====== Source records

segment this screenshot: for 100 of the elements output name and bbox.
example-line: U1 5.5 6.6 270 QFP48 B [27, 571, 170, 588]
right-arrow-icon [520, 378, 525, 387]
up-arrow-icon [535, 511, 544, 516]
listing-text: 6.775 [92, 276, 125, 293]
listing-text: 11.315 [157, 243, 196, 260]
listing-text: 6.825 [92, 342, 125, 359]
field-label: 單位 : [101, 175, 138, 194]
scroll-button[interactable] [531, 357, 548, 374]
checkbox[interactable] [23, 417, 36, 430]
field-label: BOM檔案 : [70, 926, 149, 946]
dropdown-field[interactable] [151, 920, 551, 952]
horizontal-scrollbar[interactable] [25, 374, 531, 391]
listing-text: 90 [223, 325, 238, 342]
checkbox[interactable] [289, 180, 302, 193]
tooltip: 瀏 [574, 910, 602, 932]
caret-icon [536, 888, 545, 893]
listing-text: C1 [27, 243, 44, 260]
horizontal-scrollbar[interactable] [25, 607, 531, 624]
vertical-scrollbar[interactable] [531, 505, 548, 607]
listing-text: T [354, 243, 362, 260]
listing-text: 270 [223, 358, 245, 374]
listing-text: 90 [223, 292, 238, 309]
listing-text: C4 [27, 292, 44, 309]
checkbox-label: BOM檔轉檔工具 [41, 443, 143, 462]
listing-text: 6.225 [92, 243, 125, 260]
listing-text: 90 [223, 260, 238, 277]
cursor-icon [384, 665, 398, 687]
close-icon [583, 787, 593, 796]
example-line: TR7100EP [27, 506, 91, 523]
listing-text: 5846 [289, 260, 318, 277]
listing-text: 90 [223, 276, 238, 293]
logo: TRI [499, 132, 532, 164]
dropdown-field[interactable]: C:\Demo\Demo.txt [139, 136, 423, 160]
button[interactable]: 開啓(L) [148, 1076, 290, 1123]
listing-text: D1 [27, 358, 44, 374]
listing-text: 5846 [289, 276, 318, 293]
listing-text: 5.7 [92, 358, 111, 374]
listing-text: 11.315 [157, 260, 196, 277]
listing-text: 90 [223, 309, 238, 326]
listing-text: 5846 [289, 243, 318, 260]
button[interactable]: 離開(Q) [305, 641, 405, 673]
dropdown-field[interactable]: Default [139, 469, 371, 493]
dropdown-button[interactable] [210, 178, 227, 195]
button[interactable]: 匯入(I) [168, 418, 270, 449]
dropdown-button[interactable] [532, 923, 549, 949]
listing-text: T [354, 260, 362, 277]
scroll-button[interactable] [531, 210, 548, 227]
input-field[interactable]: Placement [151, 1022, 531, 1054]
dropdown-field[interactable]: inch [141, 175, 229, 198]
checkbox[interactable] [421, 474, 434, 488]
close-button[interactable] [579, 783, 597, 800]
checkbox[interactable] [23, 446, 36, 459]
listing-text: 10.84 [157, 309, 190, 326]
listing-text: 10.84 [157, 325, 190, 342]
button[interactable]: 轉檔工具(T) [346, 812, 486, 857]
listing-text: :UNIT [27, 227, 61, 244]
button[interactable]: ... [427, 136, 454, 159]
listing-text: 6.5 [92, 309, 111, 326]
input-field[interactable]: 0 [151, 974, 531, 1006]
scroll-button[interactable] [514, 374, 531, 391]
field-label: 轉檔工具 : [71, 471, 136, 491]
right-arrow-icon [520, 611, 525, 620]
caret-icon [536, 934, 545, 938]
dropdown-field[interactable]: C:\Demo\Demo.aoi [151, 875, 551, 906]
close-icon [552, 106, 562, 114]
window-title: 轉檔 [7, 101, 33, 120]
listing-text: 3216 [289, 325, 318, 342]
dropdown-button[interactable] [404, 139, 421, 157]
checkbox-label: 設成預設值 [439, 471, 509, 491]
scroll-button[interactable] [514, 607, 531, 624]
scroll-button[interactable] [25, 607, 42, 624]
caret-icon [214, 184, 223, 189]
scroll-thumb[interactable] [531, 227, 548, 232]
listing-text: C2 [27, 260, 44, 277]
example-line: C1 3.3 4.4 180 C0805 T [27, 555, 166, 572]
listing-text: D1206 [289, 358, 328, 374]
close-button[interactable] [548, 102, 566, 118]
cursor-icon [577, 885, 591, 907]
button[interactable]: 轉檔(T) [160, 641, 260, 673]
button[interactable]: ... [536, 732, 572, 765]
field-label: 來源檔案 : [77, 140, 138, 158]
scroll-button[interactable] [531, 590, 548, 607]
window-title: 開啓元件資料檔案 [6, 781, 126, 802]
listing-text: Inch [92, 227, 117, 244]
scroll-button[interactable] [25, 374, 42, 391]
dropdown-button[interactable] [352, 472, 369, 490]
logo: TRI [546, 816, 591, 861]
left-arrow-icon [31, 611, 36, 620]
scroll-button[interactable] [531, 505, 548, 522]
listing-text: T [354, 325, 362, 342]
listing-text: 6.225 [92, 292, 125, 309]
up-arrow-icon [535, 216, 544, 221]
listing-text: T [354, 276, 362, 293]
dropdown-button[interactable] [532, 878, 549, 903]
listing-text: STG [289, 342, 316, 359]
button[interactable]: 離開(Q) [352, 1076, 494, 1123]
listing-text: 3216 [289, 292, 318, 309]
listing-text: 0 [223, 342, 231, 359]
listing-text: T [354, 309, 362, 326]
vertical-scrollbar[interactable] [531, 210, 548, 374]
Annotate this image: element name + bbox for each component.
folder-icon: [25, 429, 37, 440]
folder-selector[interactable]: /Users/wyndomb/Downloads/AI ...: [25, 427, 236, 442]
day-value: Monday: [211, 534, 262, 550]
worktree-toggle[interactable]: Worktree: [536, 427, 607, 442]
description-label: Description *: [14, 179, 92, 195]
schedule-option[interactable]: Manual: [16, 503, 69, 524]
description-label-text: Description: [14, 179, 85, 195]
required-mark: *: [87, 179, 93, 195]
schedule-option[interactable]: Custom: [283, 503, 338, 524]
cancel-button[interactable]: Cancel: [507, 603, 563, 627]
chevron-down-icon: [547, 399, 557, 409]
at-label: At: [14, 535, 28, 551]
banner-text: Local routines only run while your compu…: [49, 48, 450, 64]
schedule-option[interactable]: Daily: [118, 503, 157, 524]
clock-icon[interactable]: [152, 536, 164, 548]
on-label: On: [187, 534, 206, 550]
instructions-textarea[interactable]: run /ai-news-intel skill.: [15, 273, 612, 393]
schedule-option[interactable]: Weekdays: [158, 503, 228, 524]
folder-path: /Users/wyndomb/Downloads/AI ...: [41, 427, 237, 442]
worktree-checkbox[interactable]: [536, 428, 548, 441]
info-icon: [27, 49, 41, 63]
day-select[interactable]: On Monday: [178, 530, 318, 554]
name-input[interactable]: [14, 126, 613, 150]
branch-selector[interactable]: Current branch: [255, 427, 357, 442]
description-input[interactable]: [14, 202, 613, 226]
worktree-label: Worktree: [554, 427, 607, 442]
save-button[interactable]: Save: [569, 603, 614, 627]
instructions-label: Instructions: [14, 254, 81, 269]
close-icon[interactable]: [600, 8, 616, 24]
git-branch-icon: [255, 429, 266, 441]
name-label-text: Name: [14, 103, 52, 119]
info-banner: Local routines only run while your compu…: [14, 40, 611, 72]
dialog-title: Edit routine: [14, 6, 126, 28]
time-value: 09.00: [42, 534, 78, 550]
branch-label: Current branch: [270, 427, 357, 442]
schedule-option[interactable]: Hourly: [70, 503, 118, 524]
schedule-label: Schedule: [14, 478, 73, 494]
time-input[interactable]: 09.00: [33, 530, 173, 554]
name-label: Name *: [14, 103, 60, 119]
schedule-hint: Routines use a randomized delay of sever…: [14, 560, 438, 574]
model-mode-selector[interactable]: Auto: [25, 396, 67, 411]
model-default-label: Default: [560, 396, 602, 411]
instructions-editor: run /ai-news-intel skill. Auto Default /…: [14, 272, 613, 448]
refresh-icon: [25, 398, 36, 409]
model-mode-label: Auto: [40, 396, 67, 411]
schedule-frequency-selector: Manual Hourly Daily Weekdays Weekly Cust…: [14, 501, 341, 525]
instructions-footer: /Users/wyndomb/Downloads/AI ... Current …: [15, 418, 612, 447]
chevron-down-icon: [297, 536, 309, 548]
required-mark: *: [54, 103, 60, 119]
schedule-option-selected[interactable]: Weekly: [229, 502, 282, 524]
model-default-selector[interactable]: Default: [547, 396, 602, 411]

============

**What you should do**
Reproduce the lines above character for character, from the very first one through the line containing "checkbox[interactable] [289, 180, 302, 193]", with both ends included.

**Correct output**
segment this screenshot: for 100 of the elements output name and bbox.
example-line: U1 5.5 6.6 270 QFP48 B [27, 571, 170, 588]
right-arrow-icon [520, 378, 525, 387]
up-arrow-icon [535, 511, 544, 516]
listing-text: 6.775 [92, 276, 125, 293]
listing-text: 11.315 [157, 243, 196, 260]
listing-text: 6.825 [92, 342, 125, 359]
field-label: 單位 : [101, 175, 138, 194]
scroll-button[interactable] [531, 357, 548, 374]
checkbox[interactable] [23, 417, 36, 430]
field-label: BOM檔案 : [70, 926, 149, 946]
dropdown-field[interactable] [151, 920, 551, 952]
horizontal-scrollbar[interactable] [25, 374, 531, 391]
listing-text: 90 [223, 325, 238, 342]
checkbox[interactable] [289, 180, 302, 193]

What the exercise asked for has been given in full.